-- Start of Supplied information --

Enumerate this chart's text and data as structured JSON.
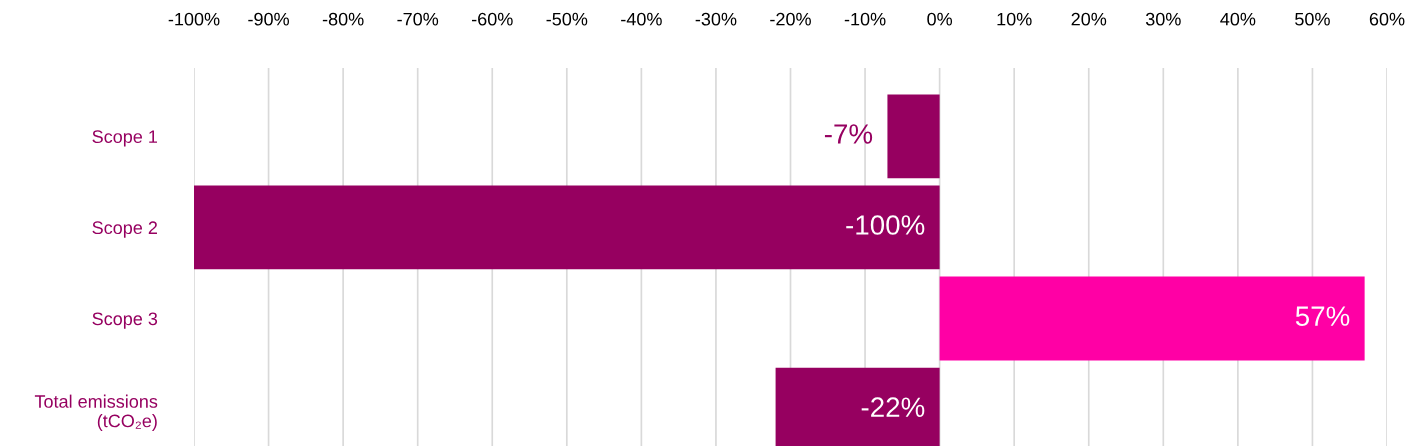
{
  "chart_data": {
    "type": "bar",
    "orientation": "horizontal",
    "categories": [
      "Scope 1",
      "Scope 2",
      "Scope 3",
      "Total emissions\n(tCO₂e)"
    ],
    "values": [
      -7,
      -100,
      57,
      -22
    ],
    "colors": [
      "#960060",
      "#960060",
      "#ff00a5",
      "#960060"
    ],
    "value_labels": [
      "-7%",
      "-100%",
      "57%",
      "-22%"
    ],
    "xlim": [
      -100,
      60
    ],
    "xticks": [
      {
        "value": -100,
        "label": "-100%"
      },
      {
        "value": -90,
        "label": "-90%"
      },
      {
        "value": -80,
        "label": "-80%"
      },
      {
        "value": -70,
        "label": "-70%"
      },
      {
        "value": -60,
        "label": "-60%"
      },
      {
        "value": -50,
        "label": "-50%"
      },
      {
        "value": -40,
        "label": "-40%"
      },
      {
        "value": -30,
        "label": "-30%"
      },
      {
        "value": -20,
        "label": "-20%"
      },
      {
        "value": -10,
        "label": "-10%"
      },
      {
        "value": 0,
        "label": "0%"
      },
      {
        "value": 10,
        "label": "10%"
      },
      {
        "value": 20,
        "label": "20%"
      },
      {
        "value": 30,
        "label": "30%"
      },
      {
        "value": 40,
        "label": "40%"
      },
      {
        "value": 50,
        "label": "50%"
      },
      {
        "value": 60,
        "label": "60%"
      }
    ],
    "grid": "x",
    "legend": false
  }
}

-- End of Supplied information --

= Direction =
Except for the pictures, copy every line of the records above exactly.

= Result for this task =
Enumerate this chart's text and data as structured JSON.
{
  "chart_data": {
    "type": "bar",
    "orientation": "horizontal",
    "categories": [
      "Scope 1",
      "Scope 2",
      "Scope 3",
      "Total emissions\n(tCO₂e)"
    ],
    "values": [
      -7,
      -100,
      57,
      -22
    ],
    "colors": [
      "#960060",
      "#960060",
      "#ff00a5",
      "#960060"
    ],
    "value_labels": [
      "-7%",
      "-100%",
      "57%",
      "-22%"
    ],
    "xlim": [
      -100,
      60
    ],
    "xticks": [
      {
        "value": -100,
        "label": "-100%"
      },
      {
        "value": -90,
        "label": "-90%"
      },
      {
        "value": -80,
        "label": "-80%"
      },
      {
        "value": -70,
        "label": "-70%"
      },
      {
        "value": -60,
        "label": "-60%"
      },
      {
        "value": -50,
        "label": "-50%"
      },
      {
        "value": -40,
        "label": "-40%"
      },
      {
        "value": -30,
        "label": "-30%"
      },
      {
        "value": -20,
        "label": "-20%"
      },
      {
        "value": -10,
        "label": "-10%"
      },
      {
        "value": 0,
        "label": "0%"
      },
      {
        "value": 10,
        "label": "10%"
      },
      {
        "value": 20,
        "label": "20%"
      },
      {
        "value": 30,
        "label": "30%"
      },
      {
        "value": 40,
        "label": "40%"
      },
      {
        "value": 50,
        "label": "50%"
      },
      {
        "value": 60,
        "label": "60%"
      }
    ],
    "grid": "x",
    "legend": false
  }
}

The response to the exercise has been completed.